=== Page extract ===
Plots precision vs. recall at different confidence thresholds:

  • High threshold: Few detections, high precision, low recall
  • Low threshold: Many detections, low precision, high recall
  • Ideal: Maintains high precision across all recall levels
  • AP: Area under this curve

Object Size Metrics (COCO)

COCO dataset provides size-specific metrics:

  • mAP^small: Objects with area < 32² pixels
  • mAP^medium: Objects with 32² < area < 96² pixels
  • mAP^large: Objects with area > 96² pixels

Useful for understanding model behavior on different object scales.

Frames Per Second (FPS)

Inference speed metric:

  • Measured on specific hardware
  • Higher is better for real-time applications
  • Trade-off with accuracy
  • Consider full pipeline (preprocessing + model + postprocessing)

Annotation Formats

COCO Format (JSON)

Microsoft COCO dataset format, widely used:

{
  "images": [{"id": 1, "file_name": "image.jpg", "width": 640, "height": 480}],
  "annotations": [
    {
      "id": 1,
      "image_id": 1,
      "category_id": 1,
      "bbox": [x, y, width, height],
      "area": width * height,
      "iscrowd": 0
    }
  ],
  "categories": [{"id": 1, "name": "person"}]
}

Characteristics:

  • Supports segmentation masks in addition to boxes
  • (x, y) is top-left corner
  • Single JSON file for entire dataset

PASCAL VOC Format (XML)

=== Task A ===
Answer these questions from the extract on object detection metrics and annotation formats:
(i) What pixel area range defines the objects counted by mAP^medium?
(ii) Which corner of the bounding box does (x, y) refer to in the COCO format?
(iii) What levels of precision and recall come with a low confidence threshold?
=== Task B ===
Continue the extract on object detection metrics and annotation formats from where it stops.

Data items
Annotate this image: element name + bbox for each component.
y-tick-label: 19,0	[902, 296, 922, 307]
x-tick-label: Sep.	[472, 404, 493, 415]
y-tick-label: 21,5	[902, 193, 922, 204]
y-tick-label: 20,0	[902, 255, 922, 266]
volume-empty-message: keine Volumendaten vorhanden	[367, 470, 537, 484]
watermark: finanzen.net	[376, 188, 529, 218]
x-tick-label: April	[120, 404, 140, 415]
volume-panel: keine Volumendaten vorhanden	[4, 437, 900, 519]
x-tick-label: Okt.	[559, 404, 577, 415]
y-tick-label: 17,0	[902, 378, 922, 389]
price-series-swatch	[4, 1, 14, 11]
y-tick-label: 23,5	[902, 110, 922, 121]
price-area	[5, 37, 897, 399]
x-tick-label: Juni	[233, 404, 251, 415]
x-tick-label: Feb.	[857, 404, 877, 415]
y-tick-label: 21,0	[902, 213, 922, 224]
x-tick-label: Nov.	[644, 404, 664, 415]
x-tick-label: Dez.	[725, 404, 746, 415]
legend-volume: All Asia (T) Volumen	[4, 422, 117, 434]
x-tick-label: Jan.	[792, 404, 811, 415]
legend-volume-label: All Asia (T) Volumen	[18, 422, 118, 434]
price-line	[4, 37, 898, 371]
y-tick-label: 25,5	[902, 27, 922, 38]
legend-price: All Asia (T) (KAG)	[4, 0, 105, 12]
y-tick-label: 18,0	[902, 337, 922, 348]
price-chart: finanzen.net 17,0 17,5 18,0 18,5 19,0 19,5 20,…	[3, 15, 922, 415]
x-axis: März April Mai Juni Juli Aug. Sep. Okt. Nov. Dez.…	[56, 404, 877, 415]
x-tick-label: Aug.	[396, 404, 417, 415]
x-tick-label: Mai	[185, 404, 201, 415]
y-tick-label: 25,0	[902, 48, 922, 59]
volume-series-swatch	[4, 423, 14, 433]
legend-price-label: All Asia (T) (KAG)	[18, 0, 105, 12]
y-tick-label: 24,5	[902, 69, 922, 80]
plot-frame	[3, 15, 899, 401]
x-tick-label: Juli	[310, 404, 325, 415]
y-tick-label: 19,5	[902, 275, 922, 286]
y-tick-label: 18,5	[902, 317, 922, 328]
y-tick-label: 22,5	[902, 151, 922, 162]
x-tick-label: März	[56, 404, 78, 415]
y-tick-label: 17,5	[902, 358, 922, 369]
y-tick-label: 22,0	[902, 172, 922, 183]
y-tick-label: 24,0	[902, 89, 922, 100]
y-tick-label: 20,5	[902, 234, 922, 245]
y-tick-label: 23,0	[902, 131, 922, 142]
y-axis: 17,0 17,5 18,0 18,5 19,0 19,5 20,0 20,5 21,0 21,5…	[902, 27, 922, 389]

=== Expected answer A ===
(i) Objects with 32² < area < 96² pixels.
(ii) The top-left corner.
(iii) Low precision and high recall.

=== Expected answer B ===
XML files, one per image:

<annotation>
  <filename>image.jpg</filename>
  <size><width>640</width><height>480</height></size>
  <object>
    <name>person</name>
    <bndbox>
      <xmin>100</xmin><ymin>100</ymin>
      <xmax>200</xmax><ymax>300</ymax>
    </bndbox>
  </object>
</annotation>

Characteristics:

  • One XML file per image
  • (xmin, ymin, xmax, ymax) format
  • Human-readable

YOLO Format (Text)

Simple text files, one per image:

class_id x_center y_center width height
0 0.5 0.5 0.3 0.4
1 0.7 0.3 0.2 0.25

Characteristics:

  • All values normalized to [0, 1]
  • One line per object
  • Separate classes.txt file lists class names
  • Extremely simple and fast to parse

Conversion Tools

Most frameworks provide conversion utilities:

  • COCO ↔ YOLO converters widely available
  • PASCAL VOC conversion supported in most libraries
  • Custom formats can be converted with scripting

Data Requirements

Dataset Size

Depends on task complexity and approach:

  • Transfer learning: 100-1000 annotated images (minimum)
  • Training from scratch: 10,000+ images recommended
  • Fine-tuning: Can work with smaller datasets (50-500 images)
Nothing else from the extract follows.